*Task requirements*: Entries follow. Set all of them down as they stand.

(Saved entries)
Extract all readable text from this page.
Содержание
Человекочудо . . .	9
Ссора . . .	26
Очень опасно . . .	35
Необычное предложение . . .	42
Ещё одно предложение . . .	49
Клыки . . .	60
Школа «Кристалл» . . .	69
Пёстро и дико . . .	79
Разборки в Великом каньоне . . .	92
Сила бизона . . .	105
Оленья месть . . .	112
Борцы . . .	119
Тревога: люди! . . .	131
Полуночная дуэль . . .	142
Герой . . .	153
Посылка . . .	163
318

*Correct result*:
Extract all readable text from this page.
Содержание
Человекочудо . . .	9
Ссора . . .	26
Очень опасно . . .	35
Необычное предложение . . .	42
Ещё одно предложение . . .	49
Клыки . . .	60
Школа «Кристалл» . . .	69
Пёстро и дико . . .	79
Разборки в Великом каньоне . . .	92
Сила бизона . . .	105
Оленья месть . . .	112
Борцы . . .	119
Тревога: люди! . . .	131
Полуночная дуэль . . .	142
Герой . . .	153
Посылка . . .	163
318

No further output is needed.